## THE EXERCISE
Determine the number of lines that contain the word "глобальным", then state that number and nothing more.

## RAW RECORDS
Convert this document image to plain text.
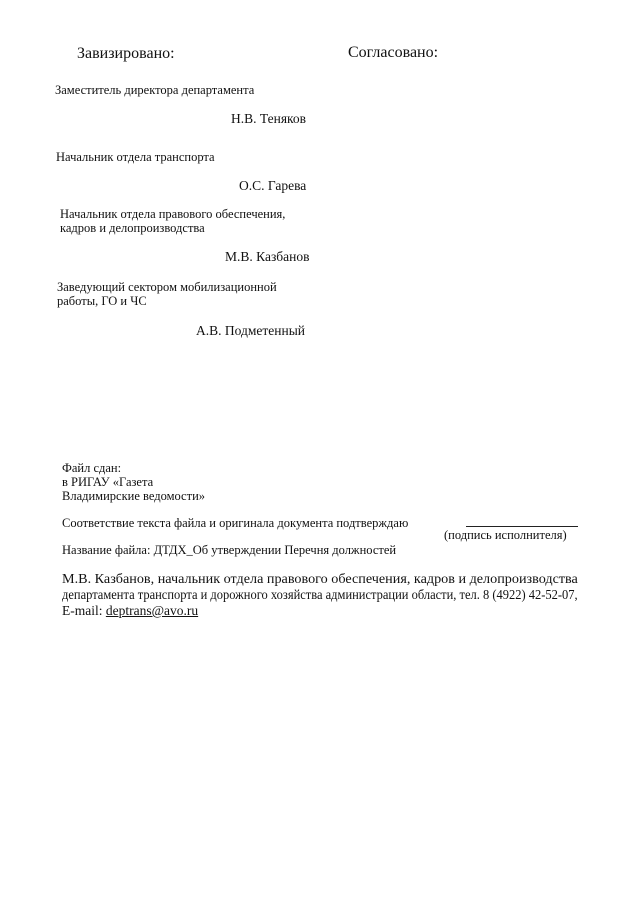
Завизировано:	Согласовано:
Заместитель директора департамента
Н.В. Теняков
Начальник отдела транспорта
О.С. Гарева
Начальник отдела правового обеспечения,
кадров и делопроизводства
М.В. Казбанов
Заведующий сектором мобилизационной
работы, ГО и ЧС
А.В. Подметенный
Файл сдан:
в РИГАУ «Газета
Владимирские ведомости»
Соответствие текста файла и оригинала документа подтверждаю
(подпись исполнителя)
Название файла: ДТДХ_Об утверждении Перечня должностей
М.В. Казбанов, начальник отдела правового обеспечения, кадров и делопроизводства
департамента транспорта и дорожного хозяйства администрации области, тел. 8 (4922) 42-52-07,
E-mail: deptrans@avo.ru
* * *
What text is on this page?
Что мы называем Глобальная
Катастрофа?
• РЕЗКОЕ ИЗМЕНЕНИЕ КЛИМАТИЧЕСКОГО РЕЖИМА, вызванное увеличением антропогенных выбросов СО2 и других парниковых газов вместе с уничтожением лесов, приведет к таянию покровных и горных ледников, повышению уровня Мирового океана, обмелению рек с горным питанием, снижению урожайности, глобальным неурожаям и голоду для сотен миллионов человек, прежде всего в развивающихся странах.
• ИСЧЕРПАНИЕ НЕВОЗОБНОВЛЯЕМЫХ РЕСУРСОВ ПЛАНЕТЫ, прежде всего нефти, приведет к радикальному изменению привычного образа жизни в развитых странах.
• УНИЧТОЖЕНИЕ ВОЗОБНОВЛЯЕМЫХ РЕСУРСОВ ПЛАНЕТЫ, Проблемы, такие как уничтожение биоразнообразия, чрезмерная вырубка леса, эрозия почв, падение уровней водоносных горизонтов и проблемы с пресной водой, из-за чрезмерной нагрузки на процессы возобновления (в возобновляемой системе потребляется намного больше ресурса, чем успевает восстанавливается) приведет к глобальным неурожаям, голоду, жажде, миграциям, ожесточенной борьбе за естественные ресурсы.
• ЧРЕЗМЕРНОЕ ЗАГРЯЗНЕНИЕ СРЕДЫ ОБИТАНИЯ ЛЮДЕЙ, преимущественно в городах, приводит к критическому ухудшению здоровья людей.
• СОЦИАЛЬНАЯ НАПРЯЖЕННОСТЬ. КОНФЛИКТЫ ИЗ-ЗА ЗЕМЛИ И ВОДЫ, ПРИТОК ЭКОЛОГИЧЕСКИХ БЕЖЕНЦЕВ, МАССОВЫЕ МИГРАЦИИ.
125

## FULL ANSWER
2